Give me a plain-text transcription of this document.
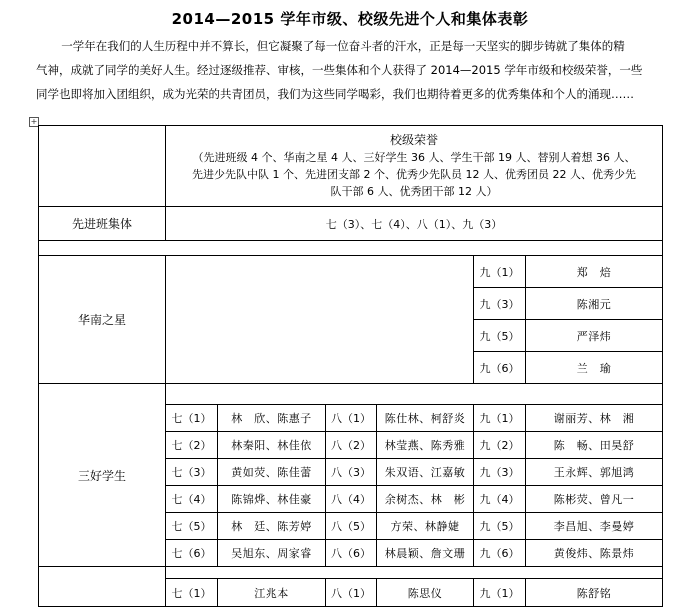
2014—2015 学年市级、校级先进个人和集体表彰

一学年在我们的人生历程中并不算长，但它凝聚了每一位奋斗者的汗水，正是每一天坚实的脚步铸就了集体的精

气神，成就了同学的美好人生。经过逐级推荐、审核，一些集体和个人获得了 2014—2015 学年市级和校级荣誉，一些
同学也即将加入团组织，成为光荣的共青团员，我们为这些同学喝彩，我们也期待着更多的优秀集体和个人的涌现……
+

	校级荣誉
（先进班级 4 个、华南之星 4 人、三好学生 36 人、学生干部 19 人、替别人着想 36 人、
先进少先队中队 1 个、先进团支部 2 个、优秀少先队员 12 人、优秀团员 22 人、优秀少先
队干部 6 人、优秀团干部 12 人）					

先进班集体	七（3）、七（4）、八（1）、九（3）					

华南之星					九（1）	郑　焙
					九（3）	陈湘元
					九（5）	严泽炜
					九（6）	兰　瑜
三好学生						
	七（1）	林　欣、陈惠子	八（1）	陈仕林、柯舒炎	九（1）	谢丽芳、林　湘
	七（2）	林秦阳、林佳依	八（2）	林莹燕、陈秀雅	九（2）	陈　畅、田昊舒
	七（3）	黄如荧、陈佳蕾	八（3）	朱双语、江嘉敏	九（3）	王永辉、郭旭鸿
	七（4）	陈锦烨、林佳豪	八（4）	余树杰、林　彬	九（4）	陈彬荧、曾凡一
	七（5）	林　廷、陈芳婷	八（5）	方荣、林静婕	九（5）	李昌旭、李曼婷
	七（6）	吴旭东、周家睿	八（6）	林晨颖、詹文珊	九（6）	黄俊炜、陈景炜

	七（1）	江兆本	八（1）	陈思仪	九（1）	陈舒铭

* * * * *

STATED GOAL: Go over the records above and tally the lines with the word "三好学生" in them. Give the number alone.

WRITTEN REPLY: 2